**Short exercise:** Say how many lines include "plateau", with no words around the number.

**Data shown:**
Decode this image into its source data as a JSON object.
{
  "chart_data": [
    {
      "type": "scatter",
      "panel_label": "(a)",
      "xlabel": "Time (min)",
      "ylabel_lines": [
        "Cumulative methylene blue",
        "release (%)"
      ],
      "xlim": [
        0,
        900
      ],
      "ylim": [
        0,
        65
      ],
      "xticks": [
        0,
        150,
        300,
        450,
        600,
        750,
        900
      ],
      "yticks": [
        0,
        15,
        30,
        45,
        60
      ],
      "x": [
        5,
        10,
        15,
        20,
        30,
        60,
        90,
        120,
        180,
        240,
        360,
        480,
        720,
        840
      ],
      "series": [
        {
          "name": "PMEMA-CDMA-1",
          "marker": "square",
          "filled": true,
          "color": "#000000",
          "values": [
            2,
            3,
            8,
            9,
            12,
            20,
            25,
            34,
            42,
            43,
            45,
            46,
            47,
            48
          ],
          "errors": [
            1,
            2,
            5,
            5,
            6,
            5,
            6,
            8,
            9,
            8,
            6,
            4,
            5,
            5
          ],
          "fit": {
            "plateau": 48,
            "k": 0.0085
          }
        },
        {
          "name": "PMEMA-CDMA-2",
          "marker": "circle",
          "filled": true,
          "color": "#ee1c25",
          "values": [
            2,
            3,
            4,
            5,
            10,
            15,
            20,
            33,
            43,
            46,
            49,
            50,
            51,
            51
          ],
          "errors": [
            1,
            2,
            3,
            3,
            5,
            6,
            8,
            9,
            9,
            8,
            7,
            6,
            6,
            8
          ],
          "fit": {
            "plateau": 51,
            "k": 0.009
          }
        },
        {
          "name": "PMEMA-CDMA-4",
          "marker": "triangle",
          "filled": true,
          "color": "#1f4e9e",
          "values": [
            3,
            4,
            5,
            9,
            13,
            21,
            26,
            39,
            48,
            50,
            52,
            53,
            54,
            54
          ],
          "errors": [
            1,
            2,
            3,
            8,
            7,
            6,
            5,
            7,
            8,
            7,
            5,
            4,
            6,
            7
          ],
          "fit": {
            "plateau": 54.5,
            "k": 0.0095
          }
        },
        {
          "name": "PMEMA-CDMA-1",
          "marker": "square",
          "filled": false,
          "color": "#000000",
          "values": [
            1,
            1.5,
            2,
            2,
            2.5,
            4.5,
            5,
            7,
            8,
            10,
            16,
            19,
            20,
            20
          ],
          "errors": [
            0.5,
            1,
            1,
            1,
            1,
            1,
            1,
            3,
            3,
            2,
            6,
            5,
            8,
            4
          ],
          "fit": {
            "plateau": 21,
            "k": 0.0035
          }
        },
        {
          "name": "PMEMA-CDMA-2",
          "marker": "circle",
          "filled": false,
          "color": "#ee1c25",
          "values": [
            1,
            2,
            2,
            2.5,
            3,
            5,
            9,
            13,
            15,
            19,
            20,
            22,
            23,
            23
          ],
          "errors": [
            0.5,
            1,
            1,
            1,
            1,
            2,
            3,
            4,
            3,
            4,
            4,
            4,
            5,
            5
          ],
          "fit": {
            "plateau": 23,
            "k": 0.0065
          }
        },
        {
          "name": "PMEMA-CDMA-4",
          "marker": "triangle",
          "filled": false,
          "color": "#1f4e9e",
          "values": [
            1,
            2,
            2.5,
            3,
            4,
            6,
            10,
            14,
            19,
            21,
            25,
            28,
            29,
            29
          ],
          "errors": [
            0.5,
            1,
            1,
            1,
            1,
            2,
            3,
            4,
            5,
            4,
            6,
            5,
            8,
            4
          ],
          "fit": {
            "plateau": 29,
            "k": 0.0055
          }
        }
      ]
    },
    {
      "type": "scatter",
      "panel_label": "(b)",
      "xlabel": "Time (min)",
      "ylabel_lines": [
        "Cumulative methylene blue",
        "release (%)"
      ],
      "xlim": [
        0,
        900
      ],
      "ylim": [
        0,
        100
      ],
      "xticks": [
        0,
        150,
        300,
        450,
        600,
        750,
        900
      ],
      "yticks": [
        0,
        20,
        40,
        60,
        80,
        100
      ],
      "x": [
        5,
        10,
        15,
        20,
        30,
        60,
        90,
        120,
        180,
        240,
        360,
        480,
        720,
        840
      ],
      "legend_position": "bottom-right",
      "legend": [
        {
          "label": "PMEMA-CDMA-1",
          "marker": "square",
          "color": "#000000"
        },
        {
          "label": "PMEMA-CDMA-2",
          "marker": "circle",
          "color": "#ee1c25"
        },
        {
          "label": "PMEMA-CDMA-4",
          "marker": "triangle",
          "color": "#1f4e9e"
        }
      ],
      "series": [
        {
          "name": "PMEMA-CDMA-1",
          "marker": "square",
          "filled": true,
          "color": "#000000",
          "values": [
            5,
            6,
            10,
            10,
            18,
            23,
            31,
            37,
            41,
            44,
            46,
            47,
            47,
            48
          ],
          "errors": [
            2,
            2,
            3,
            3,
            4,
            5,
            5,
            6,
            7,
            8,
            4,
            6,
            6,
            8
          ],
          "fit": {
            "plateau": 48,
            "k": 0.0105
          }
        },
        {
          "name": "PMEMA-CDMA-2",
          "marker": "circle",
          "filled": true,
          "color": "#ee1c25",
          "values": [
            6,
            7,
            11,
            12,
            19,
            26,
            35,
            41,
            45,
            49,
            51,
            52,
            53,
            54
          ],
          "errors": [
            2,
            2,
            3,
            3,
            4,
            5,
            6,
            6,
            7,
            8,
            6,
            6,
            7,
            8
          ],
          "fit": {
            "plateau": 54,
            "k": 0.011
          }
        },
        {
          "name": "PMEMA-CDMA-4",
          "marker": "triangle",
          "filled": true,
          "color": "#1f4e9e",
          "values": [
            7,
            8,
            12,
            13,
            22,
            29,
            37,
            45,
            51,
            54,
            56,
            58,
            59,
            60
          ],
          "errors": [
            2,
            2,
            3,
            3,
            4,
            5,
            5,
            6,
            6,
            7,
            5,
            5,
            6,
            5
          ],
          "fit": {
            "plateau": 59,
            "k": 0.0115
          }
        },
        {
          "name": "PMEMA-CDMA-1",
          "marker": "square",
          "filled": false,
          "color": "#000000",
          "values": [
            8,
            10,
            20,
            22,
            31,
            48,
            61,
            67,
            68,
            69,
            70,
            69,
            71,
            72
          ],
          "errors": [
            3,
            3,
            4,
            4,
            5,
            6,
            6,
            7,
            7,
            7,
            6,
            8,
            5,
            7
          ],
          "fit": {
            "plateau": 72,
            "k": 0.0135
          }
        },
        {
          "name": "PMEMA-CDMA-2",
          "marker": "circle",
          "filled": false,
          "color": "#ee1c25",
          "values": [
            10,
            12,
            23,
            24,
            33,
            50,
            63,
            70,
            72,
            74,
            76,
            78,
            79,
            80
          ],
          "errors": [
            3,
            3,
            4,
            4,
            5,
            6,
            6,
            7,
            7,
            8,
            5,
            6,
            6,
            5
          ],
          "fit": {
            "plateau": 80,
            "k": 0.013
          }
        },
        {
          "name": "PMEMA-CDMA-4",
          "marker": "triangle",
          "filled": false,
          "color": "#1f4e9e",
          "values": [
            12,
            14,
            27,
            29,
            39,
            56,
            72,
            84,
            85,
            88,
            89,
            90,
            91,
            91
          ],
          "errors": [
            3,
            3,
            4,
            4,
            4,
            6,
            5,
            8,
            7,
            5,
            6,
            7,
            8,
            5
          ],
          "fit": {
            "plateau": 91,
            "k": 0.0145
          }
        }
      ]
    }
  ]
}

**Task answer:** 12